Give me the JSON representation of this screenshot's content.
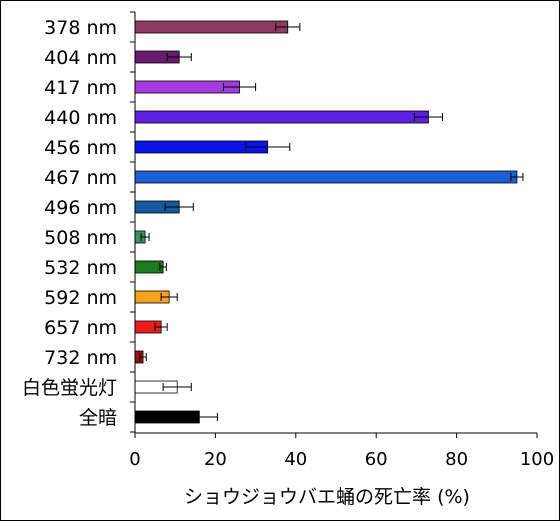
{
  "chart_data": {
    "type": "bar",
    "orientation": "horizontal",
    "categories": [
      "378 nm",
      "404 nm",
      "417 nm",
      "440 nm",
      "456 nm",
      "467 nm",
      "496 nm",
      "508 nm",
      "532 nm",
      "592 nm",
      "657 nm",
      "732 nm",
      "白色蛍光灯",
      "全暗"
    ],
    "values": [
      38,
      11,
      26,
      73,
      33,
      95,
      11,
      2.5,
      7,
      8.5,
      6.5,
      2,
      10.5,
      16
    ],
    "errors": [
      3,
      3,
      4,
      3.5,
      5.5,
      1.5,
      3.5,
      1,
      0.8,
      2,
      1.5,
      0.8,
      3.5,
      4.5
    ],
    "colors": [
      "#8E3A63",
      "#6A1B6E",
      "#A43BE0",
      "#5B1FE0",
      "#0A14E8",
      "#1C5FD2",
      "#135B9E",
      "#3F8F63",
      "#1E7A1E",
      "#F5A21C",
      "#EE1C1C",
      "#9A1212",
      "#FFFFFF",
      "#000000"
    ],
    "xlabel": "ショウジョウバエ蛹の死亡率 (%)",
    "xlim": [
      0,
      100
    ],
    "xticks": [
      0,
      20,
      40,
      60,
      80,
      100
    ],
    "grid": false,
    "legend": "none"
  }
}
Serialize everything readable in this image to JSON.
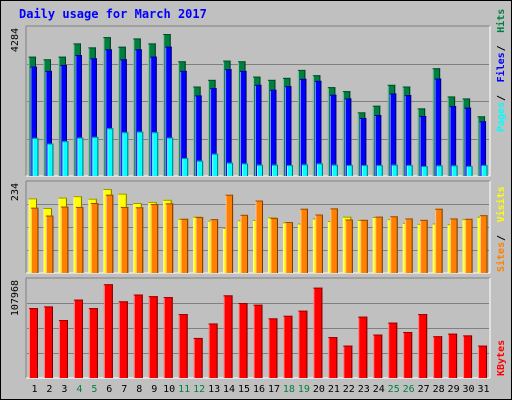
{
  "chart_data": [
    {
      "title": "Daily usage for March 2017",
      "type": "bar",
      "panel": "hits-files-pages",
      "categories": [
        "1",
        "2",
        "3",
        "4",
        "5",
        "6",
        "7",
        "8",
        "9",
        "10",
        "11",
        "12",
        "13",
        "14",
        "15",
        "16",
        "17",
        "18",
        "19",
        "20",
        "21",
        "22",
        "23",
        "24",
        "25",
        "26",
        "27",
        "28",
        "29",
        "30",
        "31"
      ],
      "weekend_days": [
        "4",
        "5",
        "11",
        "12",
        "18",
        "19",
        "25",
        "26"
      ],
      "ymax_label": "4284",
      "ymax": 4284,
      "series": [
        {
          "name": "Hits",
          "color": "#008040",
          "values": [
            3600,
            3520,
            3600,
            4000,
            3880,
            4190,
            3900,
            4150,
            4000,
            4284,
            3460,
            2700,
            2900,
            3480,
            3460,
            3000,
            2900,
            2960,
            3200,
            3040,
            2680,
            2560,
            1920,
            2120,
            2750,
            2700,
            2040,
            3250,
            2400,
            2340,
            1800
          ]
        },
        {
          "name": "Files",
          "color": "#0000ff",
          "values": [
            3300,
            3170,
            3350,
            3650,
            3550,
            3820,
            3520,
            3820,
            3600,
            3900,
            3170,
            2430,
            2650,
            3220,
            3170,
            2750,
            2600,
            2710,
            2930,
            2870,
            2450,
            2340,
            1750,
            1840,
            2490,
            2440,
            1810,
            2940,
            2110,
            2060,
            1650
          ]
        },
        {
          "name": "Pages",
          "color": "#00ffff",
          "values": [
            1150,
            980,
            1050,
            1160,
            1180,
            1440,
            1320,
            1340,
            1320,
            1160,
            540,
            460,
            670,
            400,
            380,
            340,
            340,
            330,
            350,
            380,
            340,
            330,
            330,
            330,
            340,
            330,
            300,
            320,
            320,
            300,
            330
          ]
        }
      ]
    },
    {
      "type": "bar",
      "panel": "visits-sites",
      "categories": [
        "1",
        "2",
        "3",
        "4",
        "5",
        "6",
        "7",
        "8",
        "9",
        "10",
        "11",
        "12",
        "13",
        "14",
        "15",
        "16",
        "17",
        "18",
        "19",
        "20",
        "21",
        "22",
        "23",
        "24",
        "25",
        "26",
        "27",
        "28",
        "29",
        "30",
        "31"
      ],
      "ymax_label": "234",
      "ymax": 234,
      "series": [
        {
          "name": "Visits",
          "color": "#ffff00",
          "values": [
            208,
            181,
            210,
            214,
            207,
            234,
            221,
            195,
            198,
            204,
            151,
            157,
            146,
            126,
            147,
            148,
            155,
            141,
            138,
            152,
            145,
            157,
            148,
            156,
            150,
            140,
            137,
            138,
            136,
            150,
            157
          ]
        },
        {
          "name": "Sites",
          "color": "#ff8000",
          "values": [
            182,
            160,
            185,
            184,
            195,
            218,
            184,
            183,
            192,
            194,
            151,
            156,
            150,
            218,
            162,
            202,
            153,
            142,
            179,
            163,
            180,
            149,
            148,
            157,
            158,
            152,
            148,
            179,
            152,
            151,
            161
          ]
        }
      ]
    },
    {
      "type": "bar",
      "panel": "kbytes",
      "categories": [
        "1",
        "2",
        "3",
        "4",
        "5",
        "6",
        "7",
        "8",
        "9",
        "10",
        "11",
        "12",
        "13",
        "14",
        "15",
        "16",
        "17",
        "18",
        "19",
        "20",
        "21",
        "22",
        "23",
        "24",
        "25",
        "26",
        "27",
        "28",
        "29",
        "30",
        "31"
      ],
      "ymax_label": "107968",
      "ymax": 107968,
      "series": [
        {
          "name": "KBytes",
          "color": "#ff0000",
          "values": [
            82000,
            84000,
            68000,
            92000,
            82000,
            110000,
            90000,
            98000,
            96000,
            95000,
            75000,
            47000,
            64000,
            97000,
            88000,
            86000,
            70000,
            73000,
            79000,
            106000,
            48000,
            38000,
            72000,
            51000,
            65000,
            54000,
            75000,
            49000,
            52000,
            50000,
            38000
          ]
        }
      ]
    }
  ]
}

#### Challenge
Give only the count of lines in which the string "name" appears.

#### Solved problem
6